> [DATA IN THIS EXERCISE]
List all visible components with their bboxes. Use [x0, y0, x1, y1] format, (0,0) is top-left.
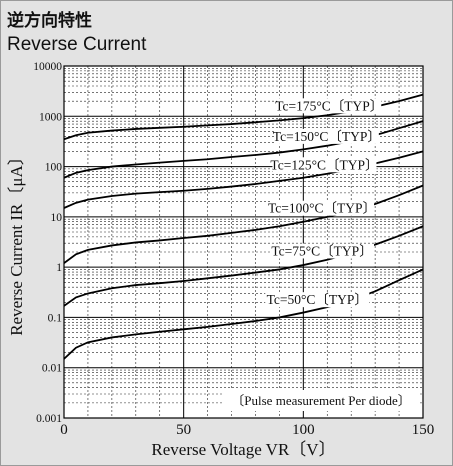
y-tick-label: 10000: [33, 61, 62, 73]
series-labels: Tc=175°C〔TYP〕 Tc=150°C〔TYP〕 Tc=125°C〔TYP〕 T…: [265, 98, 383, 308]
y-axis-label: Reverse Current IR〔μA〕: [7, 148, 26, 336]
chart-title-english: Reverse Current: [7, 34, 147, 55]
y-tick-labels: 0.001 0.01 0.1 1 10 100 1000 10000: [33, 61, 62, 425]
plot-area: [64, 66, 423, 418]
y-tick-label: 0.1: [48, 312, 63, 324]
series-label-bg: [270, 200, 375, 216]
x-tick-label: 150: [412, 422, 435, 438]
series-label-4: Tc=75°C〔TYP〕: [271, 243, 372, 258]
series-label-1: Tc=150°C〔TYP〕: [273, 129, 381, 144]
y-tick-label: 1: [56, 262, 62, 274]
x-tick-label: 100: [292, 422, 315, 438]
x-tick-label: 50: [176, 422, 191, 438]
y-tick-label: 100: [45, 162, 63, 174]
y-tick-label: 0.01: [42, 363, 62, 375]
annotation-text: 〔Pulse measurement Per diode〕: [231, 393, 410, 408]
annotation-bg: [224, 390, 418, 411]
series-label-bg: [270, 243, 375, 259]
y-tick-label: 1000: [39, 111, 62, 123]
series-label-3: Tc=100°C〔TYP〕: [268, 201, 376, 216]
y-tick-label: 10: [51, 212, 63, 224]
series-label-bg: [274, 128, 379, 144]
chart-title-japanese: 逆方向特性: [7, 11, 92, 31]
x-tick-label: 0: [60, 422, 68, 438]
plot-border: [63, 65, 424, 419]
minor-grid: [64, 66, 423, 418]
x-tick-labels: 0 50 100 150: [60, 422, 434, 438]
series-label-2: Tc=125°C〔TYP〕: [270, 157, 378, 172]
major-grid: [64, 66, 423, 418]
series-label-bg: [277, 98, 382, 114]
series-label-bg: [265, 292, 370, 308]
series-label-0: Tc=175°C〔TYP〕: [275, 98, 383, 113]
y-tick-label: 0.001: [36, 413, 62, 425]
series-label-5: Tc=50°C〔TYP〕: [267, 292, 368, 307]
series-label-bg: [272, 157, 377, 173]
x-axis-label: Reverse Voltage VR〔V〕: [151, 440, 335, 459]
pulse-measurement-note: 〔Pulse measurement Per diode〕: [224, 390, 418, 411]
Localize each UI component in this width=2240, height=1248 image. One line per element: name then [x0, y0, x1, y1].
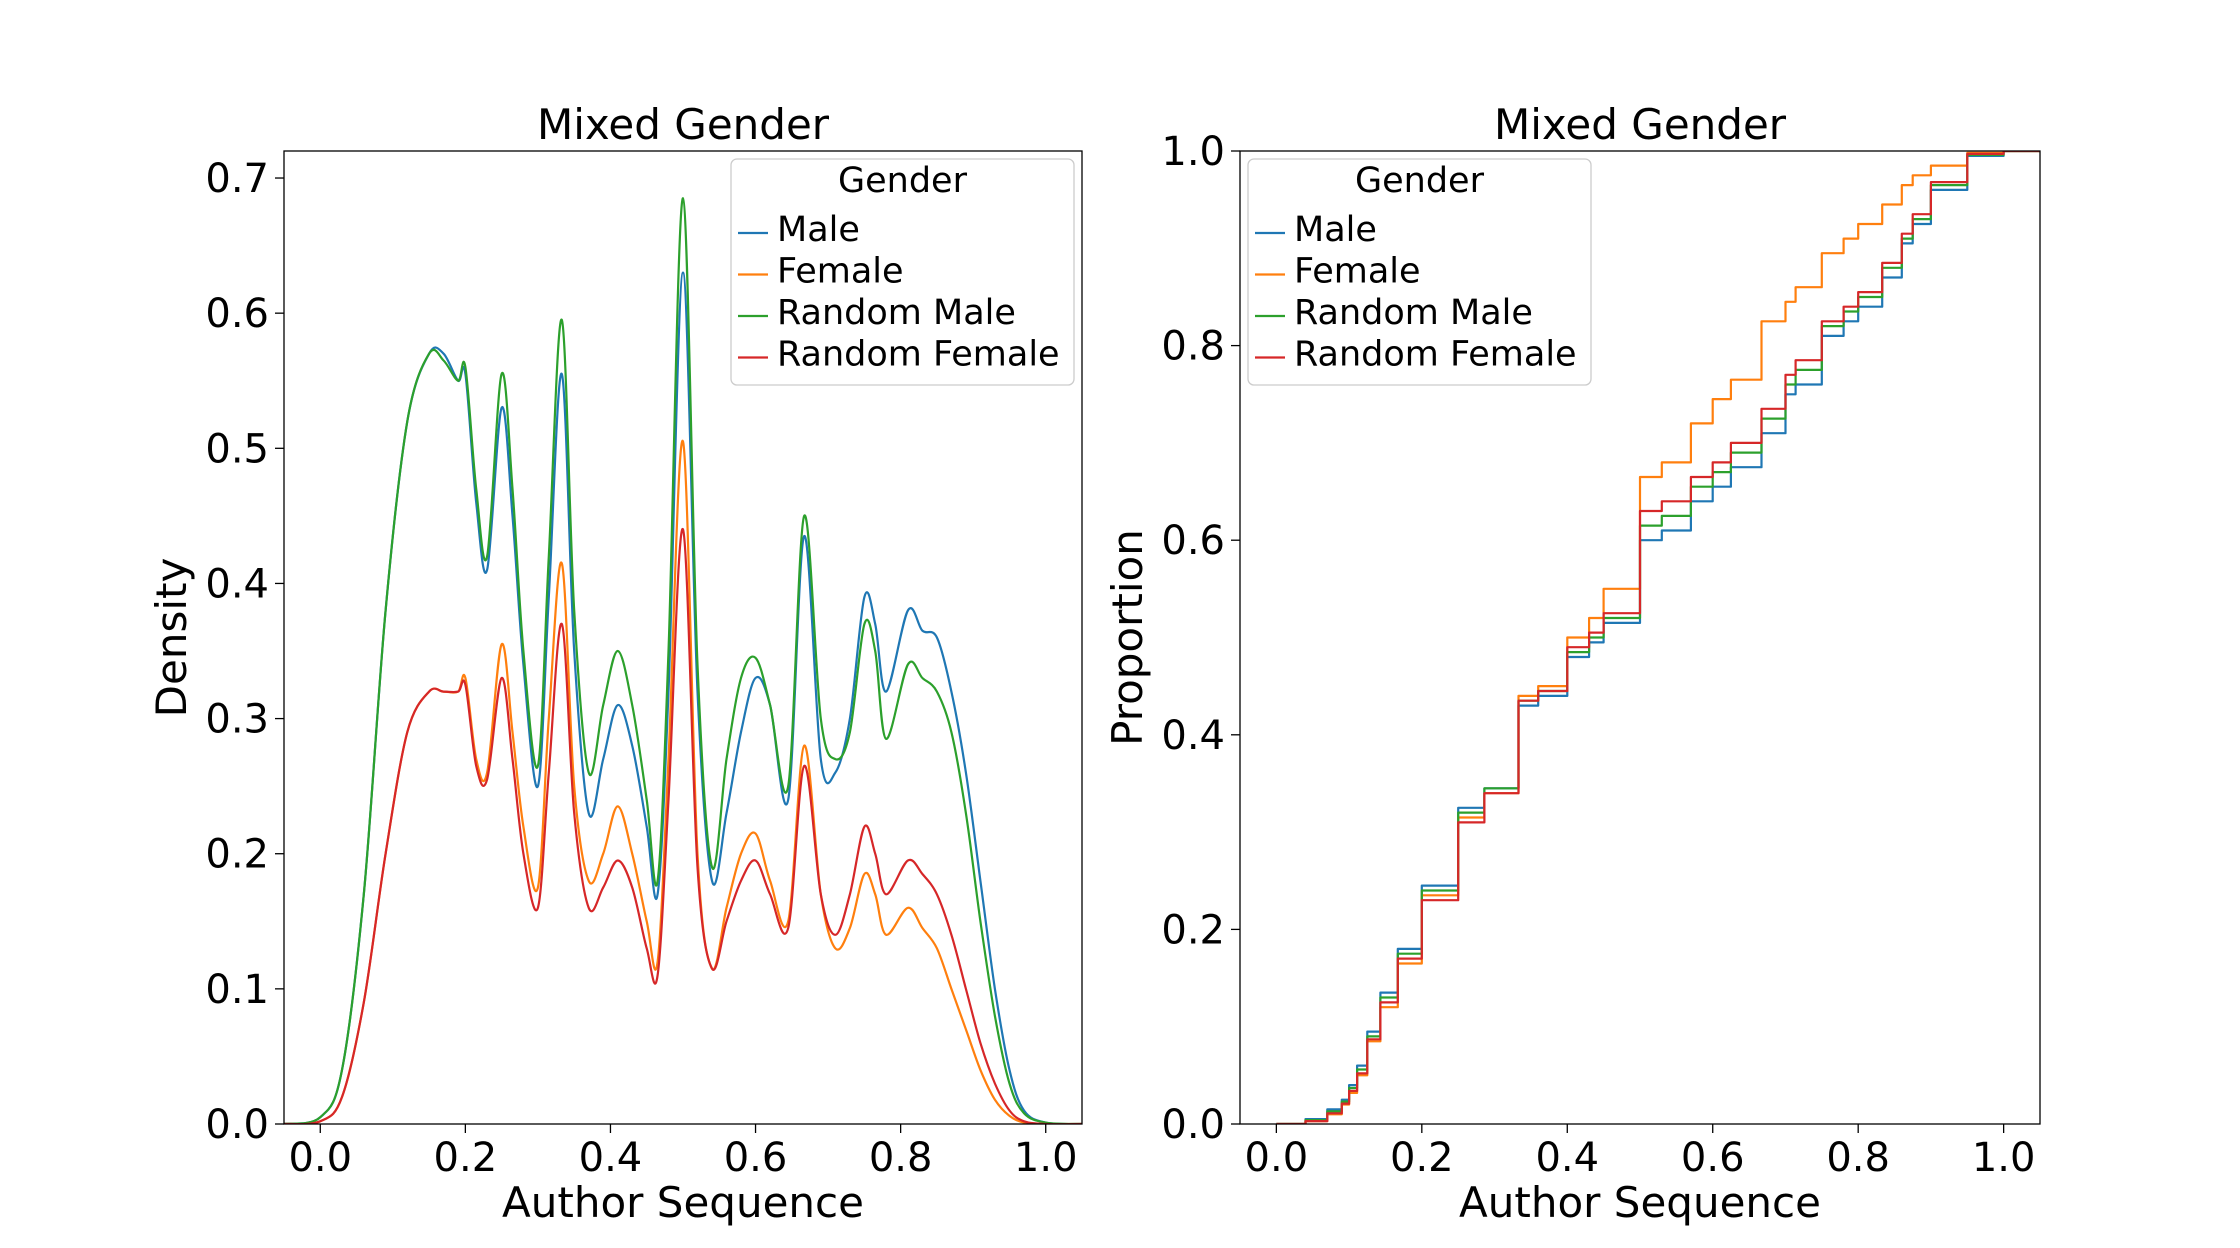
y-tick-label: 0.4: [205, 561, 269, 607]
legend-label: Male: [1294, 210, 1377, 250]
legend-label: Random Female: [1294, 335, 1577, 375]
y-axis-label: Proportion: [1103, 529, 1152, 746]
x-tick-label: 0.8: [1826, 1135, 1890, 1181]
legend-title: Gender: [838, 161, 968, 201]
series-line-random-female: [284, 528, 1082, 1124]
legend-title: Gender: [1355, 161, 1485, 201]
y-tick-label: 0.8: [1161, 324, 1225, 370]
axes-frame: [1239, 150, 2041, 1125]
x-tick-label: 0.2: [1390, 1135, 1454, 1181]
x-tick-label: 0.4: [579, 1135, 643, 1181]
legend-label: Random Male: [777, 293, 1016, 333]
y-tick-label: 0.2: [1161, 907, 1225, 953]
x-tick-label: 1.0: [1972, 1135, 2036, 1181]
legend-label: Male: [777, 210, 860, 250]
series-line-random-male: [284, 197, 1082, 1124]
y-tick-label: 0.5: [205, 426, 269, 472]
y-tick-label: 0.4: [1161, 713, 1225, 759]
series-line-female: [284, 440, 1082, 1124]
chart-panel-2: 0.0 0.2 0.4 0.6 0.8 1.0 0.0 0.2 0.4 0.6 0.8 1.0 Mixe…: [1103, 100, 2041, 1227]
chart-title: Mixed Gender: [1494, 100, 1787, 149]
x-tick-label: 0.4: [1535, 1135, 1599, 1181]
legend-label: Random Female: [777, 335, 1060, 375]
series-lines: [1276, 151, 2040, 1124]
chart-panel-1: 0.0 0.2 0.4 0.6 0.8 1.0 0.0 0.1 0.2 0.3 0.4 0.5 0.6 0…: [147, 100, 1083, 1227]
y-tick-label: 1.0: [1161, 129, 1225, 175]
x-tick-label: 0.6: [1681, 1135, 1745, 1181]
series-line-random-female: [1276, 151, 2040, 1124]
legend-label: Female: [1294, 252, 1421, 292]
legend-label: Random Male: [1294, 293, 1533, 333]
axes-frame: [283, 150, 1083, 1125]
series-line-male: [284, 271, 1082, 1124]
y-tick-label: 0.0: [1161, 1102, 1225, 1148]
y-tick-label: 0.7: [205, 156, 269, 202]
y-tick-label: 0.0: [205, 1102, 269, 1148]
legend-label: Female: [777, 252, 904, 292]
y-tick-label: 0.3: [205, 697, 269, 743]
y-tick-label: 0.6: [1161, 518, 1225, 564]
x-tick-label: 0.8: [869, 1135, 933, 1181]
legend-box: [1247, 158, 1592, 386]
y-tick-label: 0.6: [205, 291, 269, 337]
x-tick-label: 1.0: [1014, 1135, 1078, 1181]
x-axis-label: Author Sequence: [1459, 1178, 1821, 1227]
y-tick-label: 0.1: [205, 967, 269, 1013]
x-tick-label: 0.6: [724, 1135, 788, 1181]
x-axis-label: Author Sequence: [502, 1178, 864, 1227]
x-tick-label: 0.0: [288, 1135, 352, 1181]
y-tick-label: 0.2: [205, 832, 269, 878]
chart-title: Mixed Gender: [537, 100, 830, 149]
x-tick-label: 0.2: [434, 1135, 498, 1181]
y-axis-label: Density: [147, 558, 196, 718]
legend-box: [730, 158, 1075, 386]
series-lines: [284, 197, 1082, 1124]
x-tick-label: 0.0: [1245, 1135, 1309, 1181]
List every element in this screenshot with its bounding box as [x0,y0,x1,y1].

> [WHAT THE TASK ASKS] Copy everything from the line containing "y-tick-label: 0.4: [205, 561, 269, 607]" down to the line containing "y-tick-label: 1.0: [1161, 129, 1225, 175]", including both of those lines, keeping each line identical to the material.

> [SOLUTION BELOW]
y-tick-label: 0.4: [205, 561, 269, 607]
legend-label: Male: [1294, 210, 1377, 250]
legend-label: Random Female: [1294, 335, 1577, 375]
y-axis-label: Proportion: [1103, 529, 1152, 746]
x-tick-label: 0.8: [1826, 1135, 1890, 1181]
legend-title: Gender: [838, 161, 968, 201]
series-line-random-female: [284, 528, 1082, 1124]
legend-title: Gender: [1355, 161, 1485, 201]
y-tick-label: 0.8: [1161, 324, 1225, 370]
axes-frame: [1239, 150, 2041, 1125]
x-tick-label: 0.2: [1390, 1135, 1454, 1181]
x-tick-label: 0.4: [579, 1135, 643, 1181]
legend-label: Random Male: [777, 293, 1016, 333]
y-tick-label: 0.2: [1161, 907, 1225, 953]
x-tick-label: 1.0: [1972, 1135, 2036, 1181]
legend-label: Male: [777, 210, 860, 250]
series-line-random-male: [284, 197, 1082, 1124]
y-tick-label: 0.5: [205, 426, 269, 472]
y-tick-label: 0.4: [1161, 713, 1225, 759]
series-line-female: [284, 440, 1082, 1124]
chart-panel-2: 0.0 0.2 0.4 0.6 0.8 1.0 0.0 0.2 0.4 0.6 0.8 1.0 Mixe…: [1103, 100, 2041, 1227]
chart-title: Mixed Gender: [1494, 100, 1787, 149]
x-tick-label: 0.4: [1535, 1135, 1599, 1181]
legend-label: Random Female: [777, 335, 1060, 375]
series-lines: [1276, 151, 2040, 1124]
chart-panel-1: 0.0 0.2 0.4 0.6 0.8 1.0 0.0 0.1 0.2 0.3 0.4 0.5 0.6 0…: [147, 100, 1083, 1227]
y-tick-label: 1.0: [1161, 129, 1225, 175]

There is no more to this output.